| Your tasks |
1) Name every source from which the Helm deployment article says a chart can be deployed.
2) Pick up the Helm deployment article after its final sentence and write the next few sentences.

Check your Helm deployments!
The Deployment resource is the de-facto way to handle application deployments in Kubernetes, but there are many tools to manage them. One way to manage them safely is to use kubectl directly as demonstrated in my previous article.
Another popular way to deploy resources to Kubernetes is to use Helm, a package manager for Kubernetes. In this article, I’ll talk about how to repeat the deployment pattern demonstrated in the previous post using Helm. We’ll be using Helm version 2.14.2 for the demonstration.
Example Helm chart
In Helm, Kubernetes resources are distributed as charts: a collection of templated Kubernetes resources in YAML or JSON format. The charts can be deployed from an external Helm repository, a chart archive file, or a local chart directory. Each chart has its own set of variables that can be used for customising the deployment. Let’s generate a Helm chart to a local directory that we can use for testing failing and successful deployments.
helm create demo
This creates a simple chart in the directory demo/
, which contains a deployment for a web server. The template in path demo/templates/deployment.yaml
generates the deployment manifest. Let’s parametrise the readiness probe so that we can simulate a failing deployment by changing a Helm chart parameter.

| Data excerpt |
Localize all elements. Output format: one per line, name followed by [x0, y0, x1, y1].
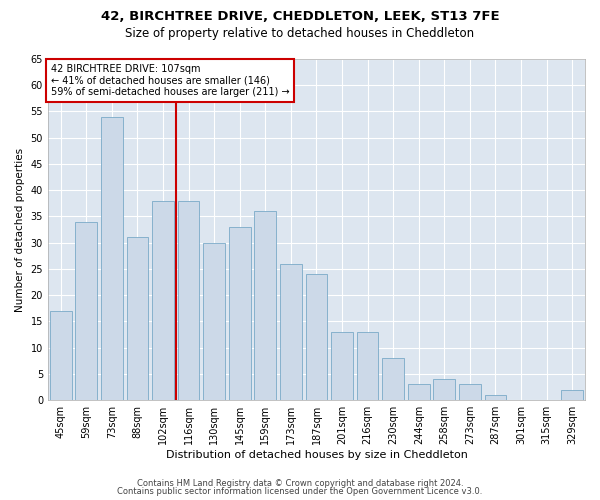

| Outputs |
1) An external Helm repository, a chart archive file, and a local chart directory.

2)
readinessProbe:
httpGet:
path: {{ .Values.readinessPath | default "/" }}
port: http
Unchecked deployment
There are two ways to install Helm charts using the Helm CLI: helm install
and helm upgrade --install
. The install sub-command always installs a brand new chart, while the upgrade sub-command can upgrade an existing chart and install a new one if the chart hasn’t been installed before. With the upgrade feature, we can use a single command for installs and upgrades, which is handy for automation. Let’s use it to install the demo Helm chart we created earlier.
$ helm upgrade --install demo demo/
Release "demo" does not exist. Installing it now.
NAME: demo
LAST DEPLOYED: Fri Aug 16 13:48:06 2019
NAMESPACE: default
STATUS: DEPLOYED
RESOURCES:
==> v1/Deployment
NAME READY UP-TO-DATE AVAILABLE AGE
demo 0/1 1 0 1s
==> v1/Pod(related)
NAME READY STATUS RESTARTS AGE
demo-69c7467798-84nr9 0/1 ContainerCreating 0 1s
==> v1/Service
NAME TYPE CLUSTER-IP EXTERNAL-IP PORT(S) AGE
demo ClusterIP 10.96.196.73 <none> 80/TCP 1s
As we can see from the output, the Helm chart was installed, but the deployment is still in progress. Helm didn’t check that our deployment finished successfully.
When we create a failing deployment, we should see the same result. Let’s break the deployment on purpose by changing the path of the readiness probe to something that we know doesn’t work.
$ helm upgrade --install --set readinessPath=/fail demo demo/
Release "demo" does not exist. Installing it now.
NAME: demo
LAST DEPLOYED: Fri Aug 16 13:53:26 2019
NAMESPACE: default
STATUS: DEPLOYED
RESOURCES:
==> v1/Deployment
NAME READY UP-TO-DATE AVAILABLE AGE
demo 0/1 1 0 5m
==> v1/Pod(related)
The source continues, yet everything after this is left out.